Directions for this task » Copy every line of the data in which the word "date" occurs.

═════ Material to process

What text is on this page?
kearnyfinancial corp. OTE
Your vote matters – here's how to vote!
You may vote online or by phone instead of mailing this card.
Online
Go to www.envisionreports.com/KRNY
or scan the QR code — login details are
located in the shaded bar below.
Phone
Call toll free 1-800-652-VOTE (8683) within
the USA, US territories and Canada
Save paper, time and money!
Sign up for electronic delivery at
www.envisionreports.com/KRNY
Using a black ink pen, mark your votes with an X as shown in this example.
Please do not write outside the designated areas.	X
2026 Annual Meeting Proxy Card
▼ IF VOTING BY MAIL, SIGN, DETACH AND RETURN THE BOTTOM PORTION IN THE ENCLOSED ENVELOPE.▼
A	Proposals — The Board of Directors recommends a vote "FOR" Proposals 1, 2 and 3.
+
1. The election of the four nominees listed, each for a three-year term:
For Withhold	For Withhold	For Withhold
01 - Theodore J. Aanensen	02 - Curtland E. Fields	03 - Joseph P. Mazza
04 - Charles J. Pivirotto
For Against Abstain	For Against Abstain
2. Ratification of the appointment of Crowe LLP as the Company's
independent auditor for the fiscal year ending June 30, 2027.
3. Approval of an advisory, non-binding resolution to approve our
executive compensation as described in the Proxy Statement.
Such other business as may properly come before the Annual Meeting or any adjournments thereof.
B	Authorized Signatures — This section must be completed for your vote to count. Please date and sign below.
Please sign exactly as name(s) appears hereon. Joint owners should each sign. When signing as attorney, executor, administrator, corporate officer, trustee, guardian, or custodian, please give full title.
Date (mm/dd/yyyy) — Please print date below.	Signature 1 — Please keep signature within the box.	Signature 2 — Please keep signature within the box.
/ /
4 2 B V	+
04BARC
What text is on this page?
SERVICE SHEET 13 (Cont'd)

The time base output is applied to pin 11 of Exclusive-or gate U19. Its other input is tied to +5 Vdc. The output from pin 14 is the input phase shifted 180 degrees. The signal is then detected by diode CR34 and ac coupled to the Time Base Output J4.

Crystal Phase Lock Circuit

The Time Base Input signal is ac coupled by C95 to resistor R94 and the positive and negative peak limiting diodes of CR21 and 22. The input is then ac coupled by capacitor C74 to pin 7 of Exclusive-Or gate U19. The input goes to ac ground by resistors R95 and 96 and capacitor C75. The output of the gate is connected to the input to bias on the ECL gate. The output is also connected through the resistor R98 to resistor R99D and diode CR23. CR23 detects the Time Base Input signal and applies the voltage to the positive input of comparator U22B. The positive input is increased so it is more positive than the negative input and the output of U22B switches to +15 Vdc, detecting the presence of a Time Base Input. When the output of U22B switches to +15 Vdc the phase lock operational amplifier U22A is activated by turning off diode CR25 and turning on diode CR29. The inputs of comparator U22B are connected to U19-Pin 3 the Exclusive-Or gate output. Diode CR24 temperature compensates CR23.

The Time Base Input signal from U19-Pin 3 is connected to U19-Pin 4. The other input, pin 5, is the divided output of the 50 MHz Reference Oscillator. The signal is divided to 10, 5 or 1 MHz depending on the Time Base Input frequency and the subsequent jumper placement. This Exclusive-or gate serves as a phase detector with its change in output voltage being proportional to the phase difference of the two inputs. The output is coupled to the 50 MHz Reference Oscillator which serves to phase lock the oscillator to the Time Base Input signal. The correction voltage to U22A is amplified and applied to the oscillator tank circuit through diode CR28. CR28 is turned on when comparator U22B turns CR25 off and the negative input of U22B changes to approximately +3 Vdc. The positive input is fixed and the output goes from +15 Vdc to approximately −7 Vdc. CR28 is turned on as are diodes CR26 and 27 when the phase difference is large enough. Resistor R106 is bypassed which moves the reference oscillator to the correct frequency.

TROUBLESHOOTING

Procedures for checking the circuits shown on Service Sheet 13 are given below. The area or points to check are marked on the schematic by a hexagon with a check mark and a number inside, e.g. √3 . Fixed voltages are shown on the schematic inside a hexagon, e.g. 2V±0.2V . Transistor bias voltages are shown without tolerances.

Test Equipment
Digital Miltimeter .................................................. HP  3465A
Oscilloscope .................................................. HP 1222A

══════════

Answer to this exercise »
B	Authorized Signatures — This section must be completed for your vote to count. Please date and sign below.
Date (mm/dd/yyyy) — Please print date below.	Signature 1 — Please keep signature within the box.	Signature 2 — Please keep signature within the box.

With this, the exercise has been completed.